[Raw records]
··········
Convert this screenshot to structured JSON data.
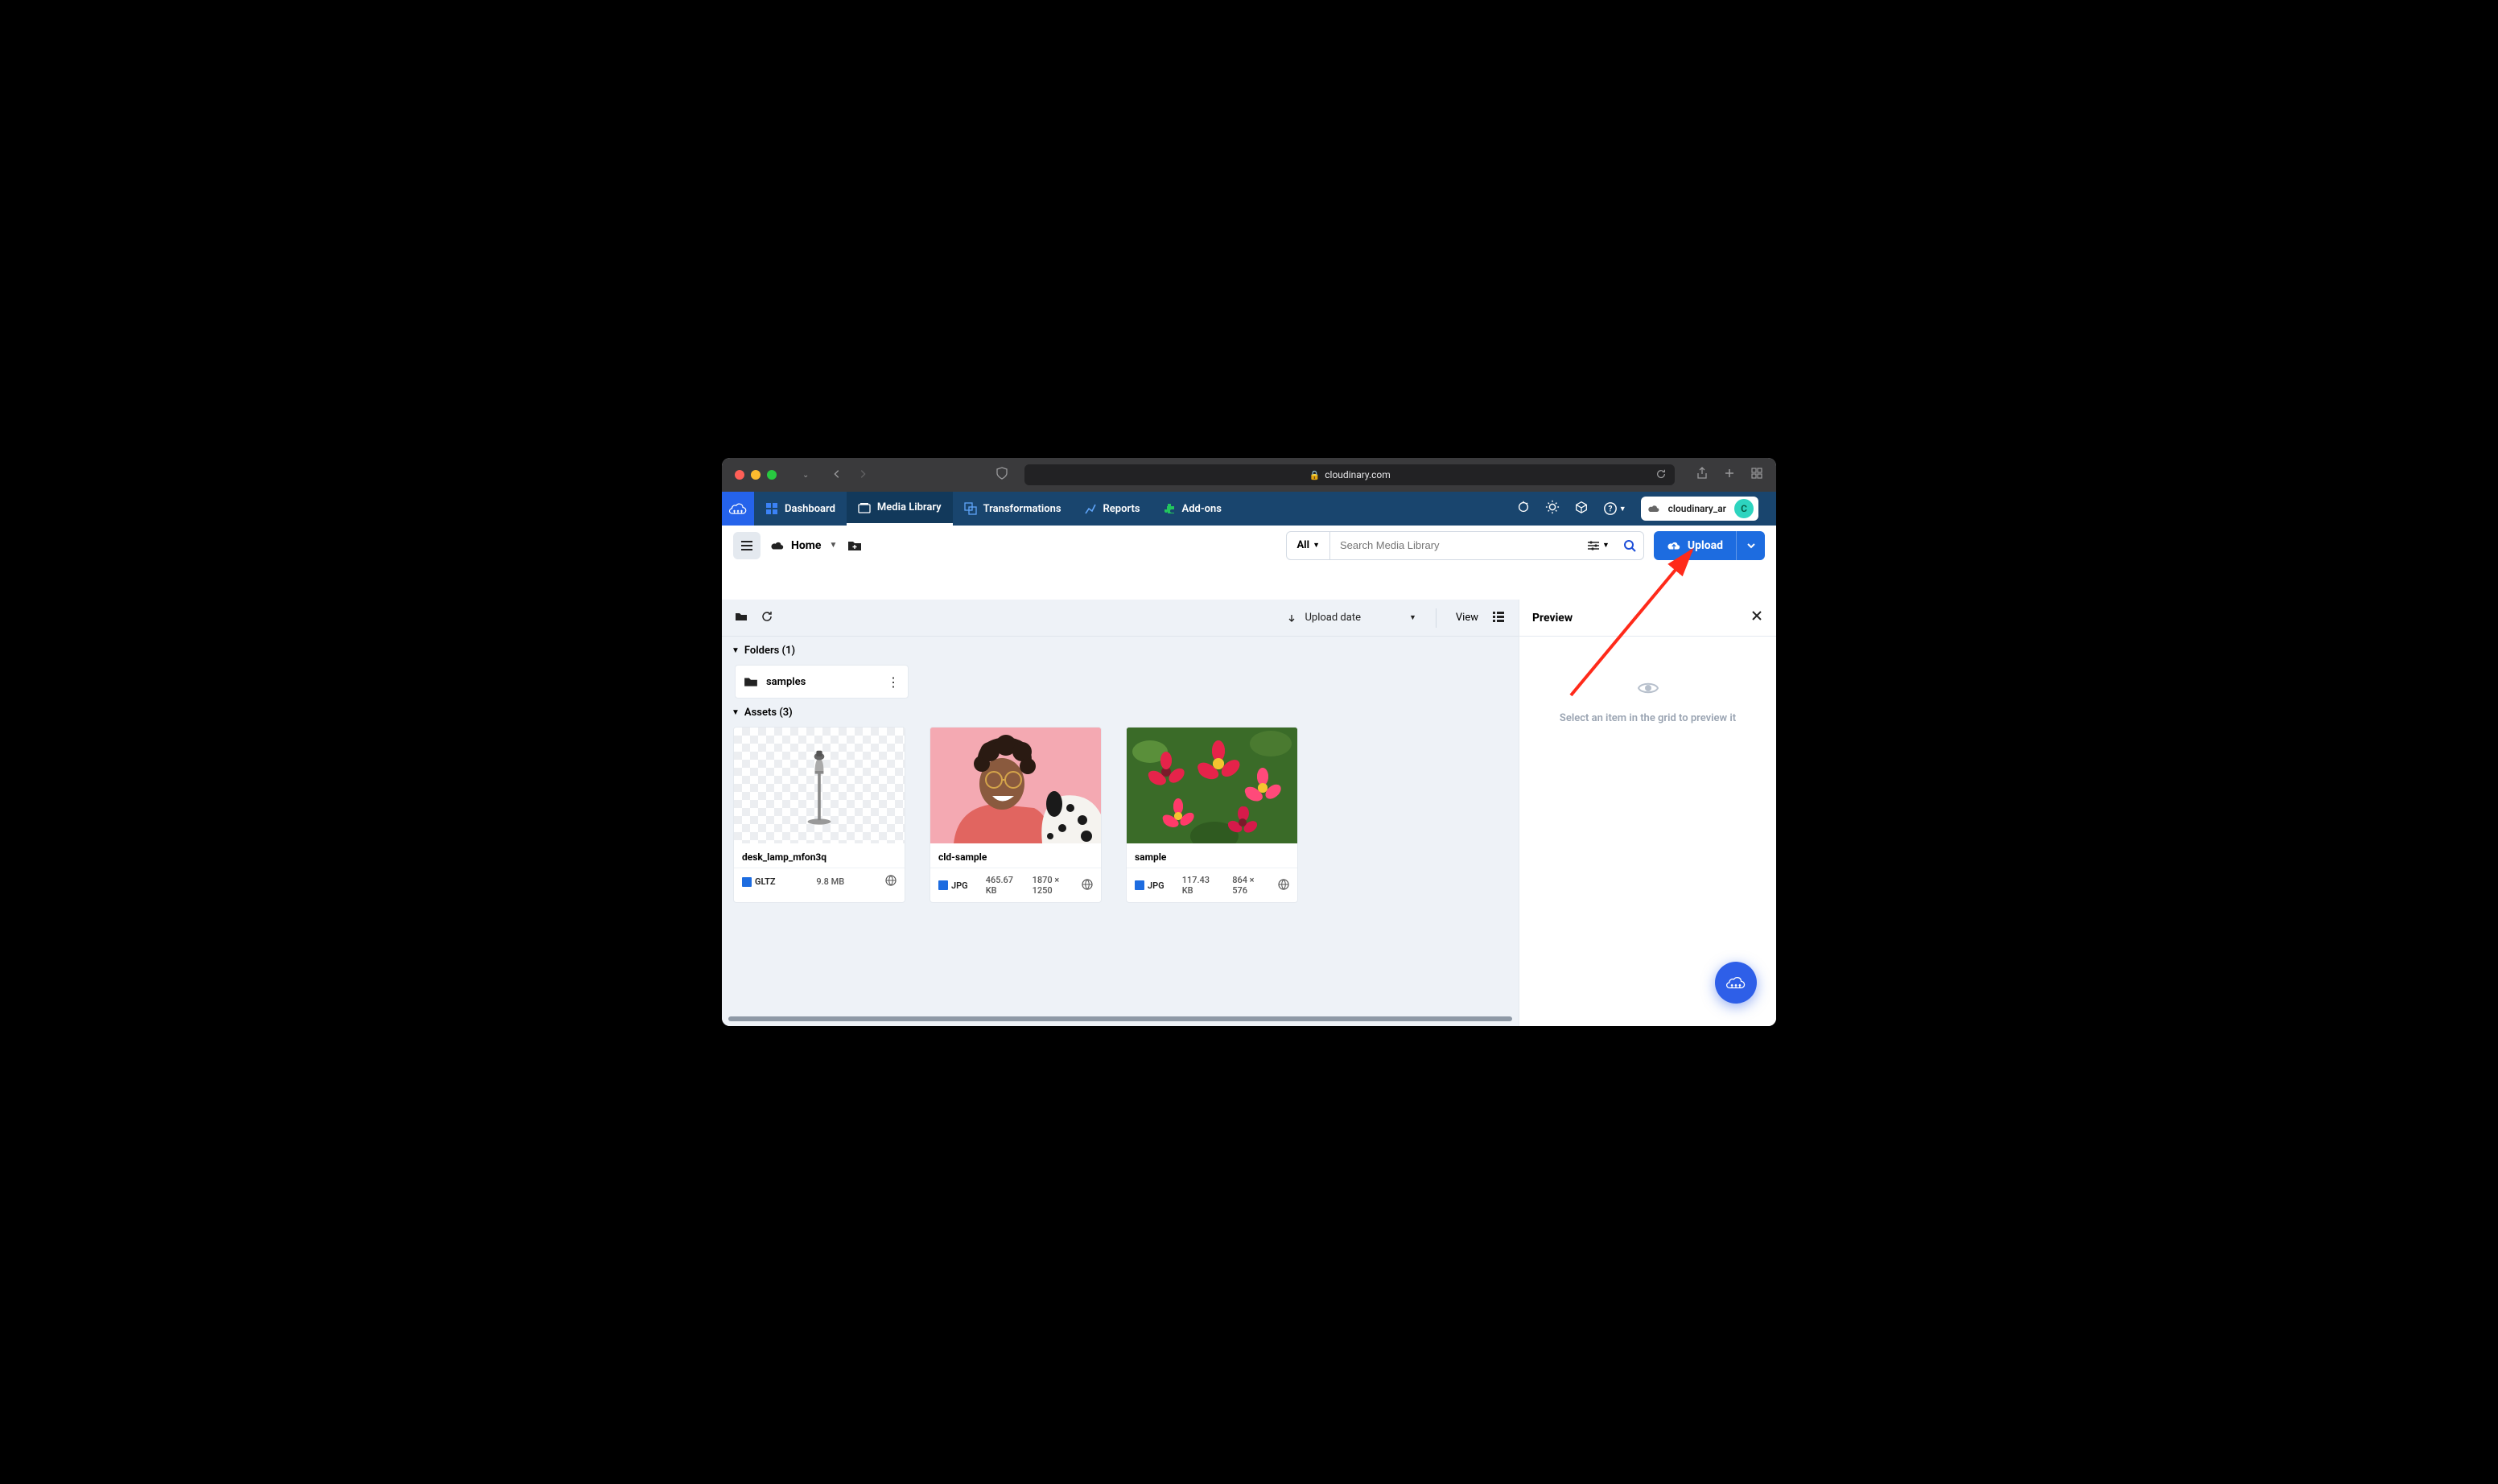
{
  "browser": {
    "url_host": "cloudinary.com"
  },
  "topnav": {
    "dashboard": "Dashboard",
    "media_library": "Media Library",
    "transformations": "Transformations",
    "reports": "Reports",
    "addons": "Add-ons"
  },
  "account": {
    "name": "cloudinary_ar",
    "avatar_initial": "C"
  },
  "toolbar": {
    "home": "Home",
    "search_all": "All",
    "search_placeholder": "Search Media Library",
    "upload": "Upload"
  },
  "maintb": {
    "sort_label": "Upload date",
    "view_label": "View"
  },
  "sections": {
    "folders_label": "Folders (1)",
    "assets_label": "Assets (3)"
  },
  "folders": [
    {
      "name": "samples"
    }
  ],
  "assets": [
    {
      "name": "desk_lamp_mfon3q",
      "format": "GLTZ",
      "size": "9.8 MB",
      "dims": ""
    },
    {
      "name": "cld-sample",
      "format": "JPG",
      "size": "465.67 KB",
      "dims": "1870 × 1250"
    },
    {
      "name": "sample",
      "format": "JPG",
      "size": "117.43 KB",
      "dims": "864 × 576"
    }
  ],
  "preview": {
    "title": "Preview",
    "empty_msg": "Select an item in the grid to preview it"
  }
}
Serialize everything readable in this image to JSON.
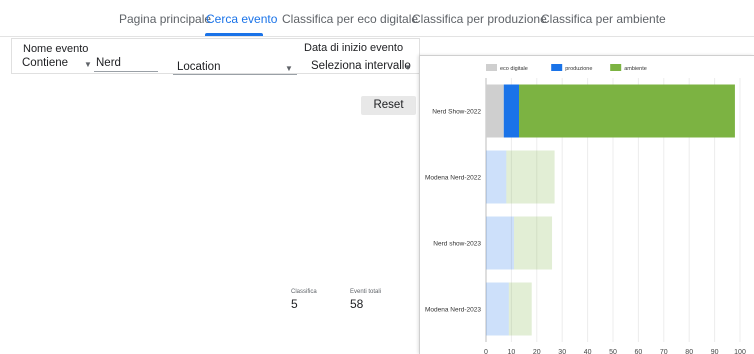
{
  "nav": {
    "tabs": [
      {
        "label": "Pagina principale"
      },
      {
        "label": "Cerca evento"
      },
      {
        "label": "Classifica per eco digitale"
      },
      {
        "label": "Classifica per produzione"
      },
      {
        "label": "Classifica per ambiente"
      }
    ],
    "active_tab": "Cerca evento"
  },
  "filters": {
    "event_name": {
      "label": "Nome evento",
      "operator": "Contiene",
      "value": "Nerd"
    },
    "location": {
      "value": "Location"
    },
    "start_date": {
      "label": "Data di inizio evento",
      "value": "Seleziona intervallo"
    },
    "reset_label": "Reset"
  },
  "scorecards": [
    {
      "label": "Classifica",
      "value": "5"
    },
    {
      "label": "Eventi totali",
      "value": "58"
    }
  ],
  "colors": {
    "accent": "#1a73e8",
    "eco_digitale": "#cfcfcf",
    "produzione": "#1a73e8",
    "ambiente": "#7cb342"
  },
  "chart_data": {
    "type": "bar",
    "orientation": "horizontal",
    "stacked": true,
    "categories": [
      "Nerd Show-2022",
      "Modena Nerd-2022",
      "Nerd show-2023",
      "Modena Nerd-2023"
    ],
    "highlighted_category": "Nerd Show-2022",
    "series": [
      {
        "name": "eco digitale",
        "values": [
          7,
          0,
          0,
          0
        ]
      },
      {
        "name": "produzione",
        "values": [
          6,
          8,
          11,
          9
        ]
      },
      {
        "name": "ambiente",
        "values": [
          85,
          19,
          15,
          9
        ]
      }
    ],
    "x_ticks": [
      "0",
      "10",
      "20",
      "30",
      "40",
      "50",
      "60",
      "70",
      "80",
      "90",
      "100"
    ],
    "xlim": [
      0,
      100
    ],
    "grid": true,
    "legend_position": "top"
  }
}
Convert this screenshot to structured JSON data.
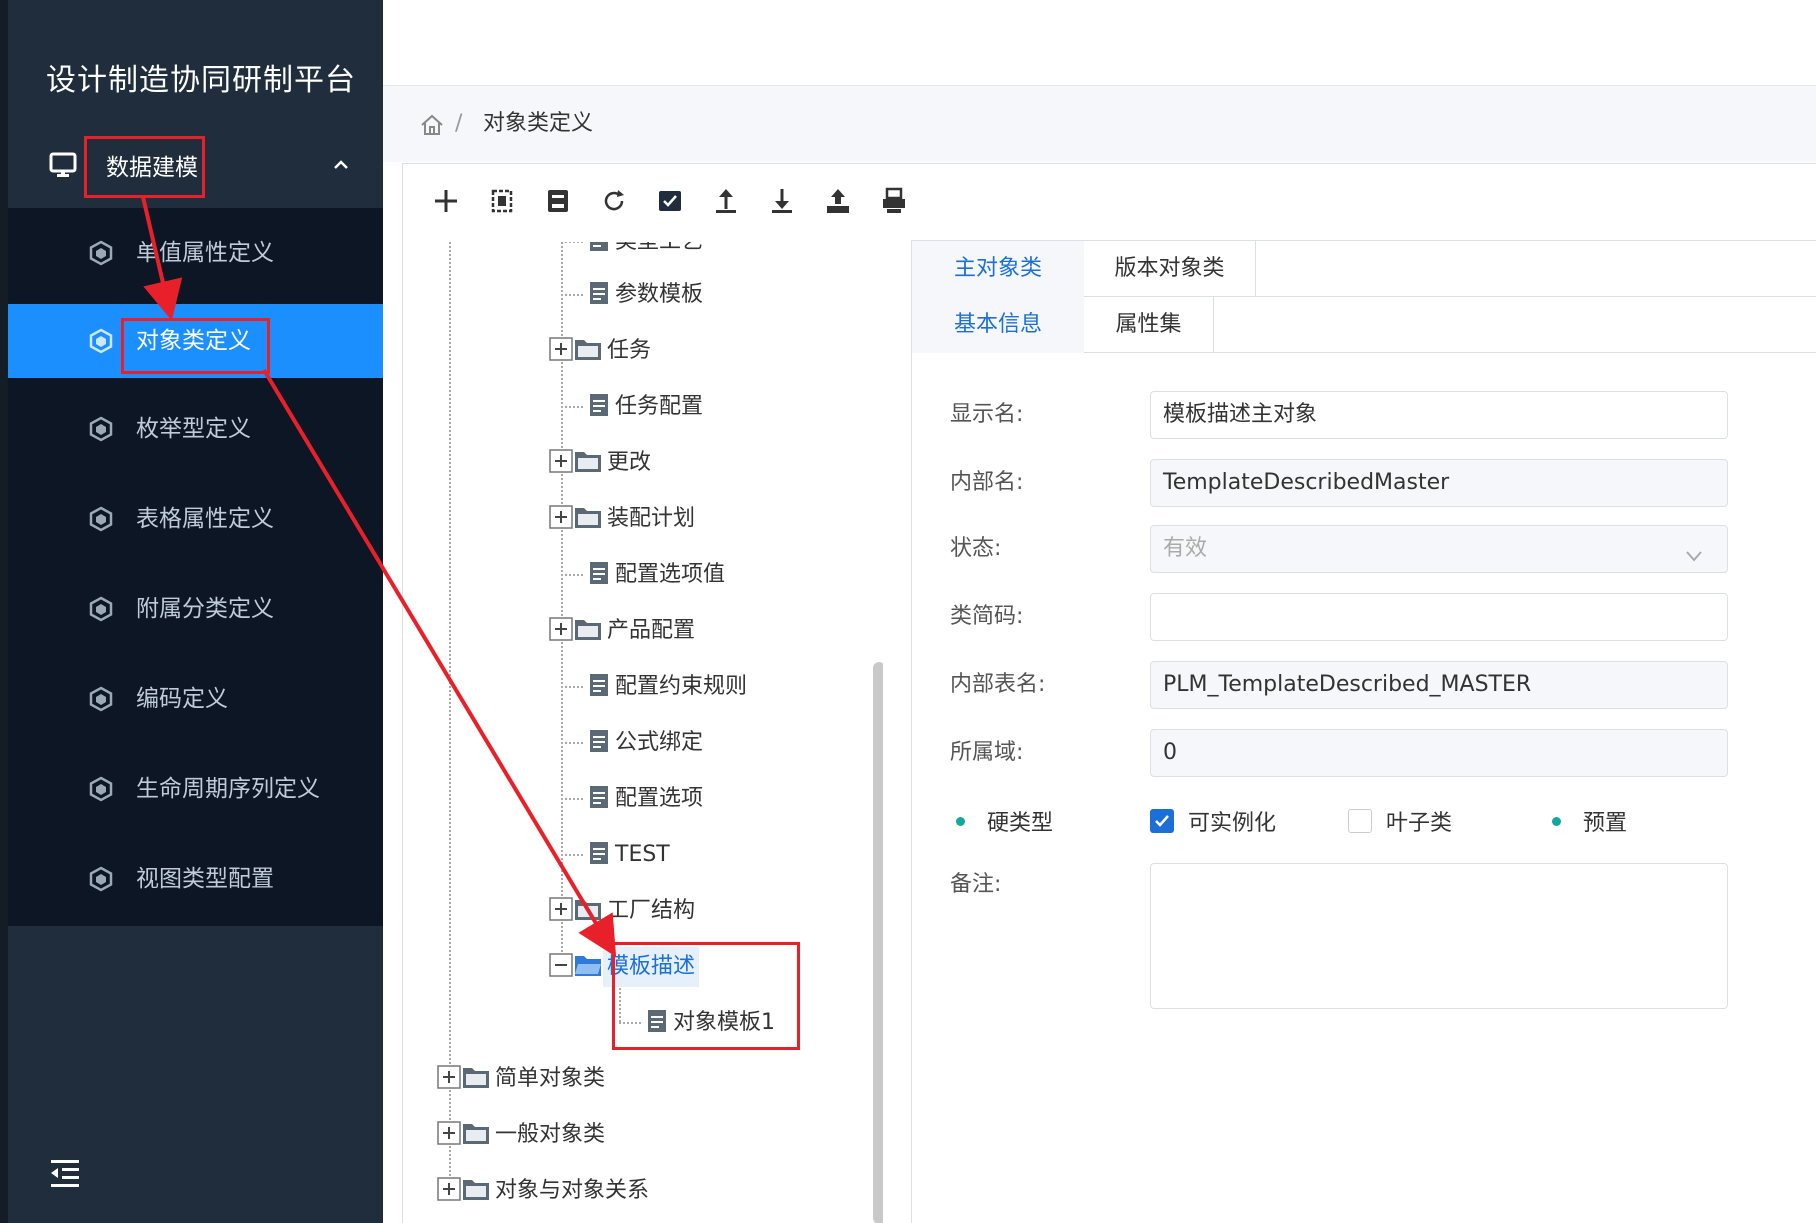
{
  "app": {
    "title": "设计制造协同研制平台"
  },
  "sidebar": {
    "group_label": "数据建模",
    "items": [
      {
        "label": "单值属性定义"
      },
      {
        "label": "对象类定义"
      },
      {
        "label": "枚举型定义"
      },
      {
        "label": "表格属性定义"
      },
      {
        "label": "附属分类定义"
      },
      {
        "label": "编码定义"
      },
      {
        "label": "生命周期序列定义"
      },
      {
        "label": "视图类型配置"
      }
    ],
    "active_index": 1
  },
  "breadcrumb": {
    "separator": "/",
    "current": "对象类定义"
  },
  "toolbar": {
    "buttons": [
      "add-icon",
      "copy-icon",
      "save-icon",
      "refresh-icon",
      "check-icon",
      "upload-icon",
      "download-icon",
      "export-icon",
      "print-icon"
    ]
  },
  "tree": {
    "nodes": [
      {
        "label": "类型工艺",
        "kind": "file"
      },
      {
        "label": "参数模板",
        "kind": "file"
      },
      {
        "label": "任务",
        "kind": "folder"
      },
      {
        "label": "任务配置",
        "kind": "file"
      },
      {
        "label": "更改",
        "kind": "folder"
      },
      {
        "label": "装配计划",
        "kind": "folder"
      },
      {
        "label": "配置选项值",
        "kind": "file"
      },
      {
        "label": "产品配置",
        "kind": "folder"
      },
      {
        "label": "配置约束规则",
        "kind": "file"
      },
      {
        "label": "公式绑定",
        "kind": "file"
      },
      {
        "label": "配置选项",
        "kind": "file"
      },
      {
        "label": "TEST",
        "kind": "file"
      },
      {
        "label": "工厂结构",
        "kind": "folder"
      },
      {
        "label": "模板描述",
        "kind": "folder-open"
      },
      {
        "label": "对象模板1",
        "kind": "file"
      },
      {
        "label": "简单对象类",
        "kind": "folder"
      },
      {
        "label": "一般对象类",
        "kind": "folder"
      },
      {
        "label": "对象与对象关系",
        "kind": "folder"
      }
    ],
    "selected": "模板描述"
  },
  "tabs": {
    "level1": [
      {
        "label": "主对象类"
      },
      {
        "label": "版本对象类"
      }
    ],
    "level2": [
      {
        "label": "基本信息"
      },
      {
        "label": "属性集"
      }
    ]
  },
  "form": {
    "display_name": {
      "label": "显示名:",
      "value": "模板描述主对象"
    },
    "internal_name": {
      "label": "内部名:",
      "value": "TemplateDescribedMaster"
    },
    "status": {
      "label": "状态:",
      "value": "有效"
    },
    "class_code": {
      "label": "类简码:",
      "value": ""
    },
    "table_name": {
      "label": "内部表名:",
      "value": "PLM_TemplateDescribed_MASTER"
    },
    "domain": {
      "label": "所属域:",
      "value": "0"
    },
    "flags": [
      {
        "label": "硬类型",
        "kind": "dot"
      },
      {
        "label": "可实例化",
        "kind": "checkbox",
        "checked": true
      },
      {
        "label": "叶子类",
        "kind": "checkbox",
        "checked": false
      },
      {
        "label": "预置",
        "kind": "dot"
      }
    ],
    "notes": {
      "label": "备注:",
      "value": ""
    }
  },
  "colors": {
    "sidebar_bg": "#1f2d3d",
    "submenu_bg": "#0c1624",
    "active": "#1c8fff",
    "accent": "#1c6fd6",
    "annotation": "#e8202a"
  }
}
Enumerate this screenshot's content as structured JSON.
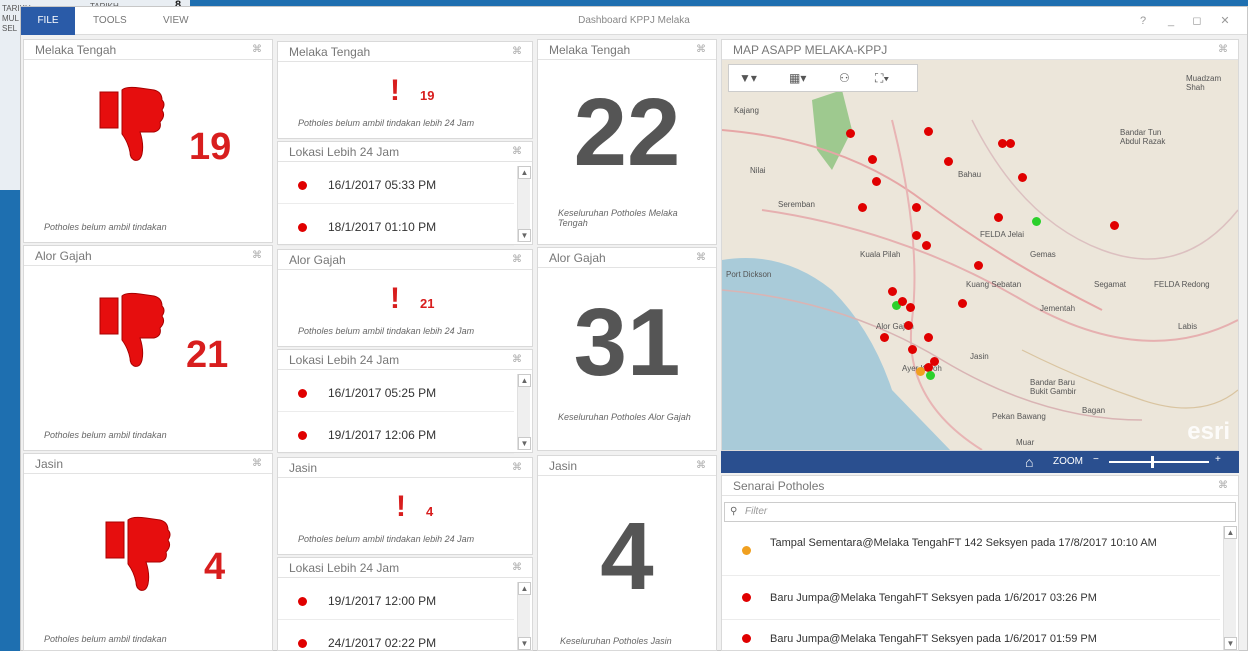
··········
■ Problem:
Go through the listing above and pull out each line containing the word "true".

■ The response:
    "stacked": true,
    "grid": true,
        "checked": true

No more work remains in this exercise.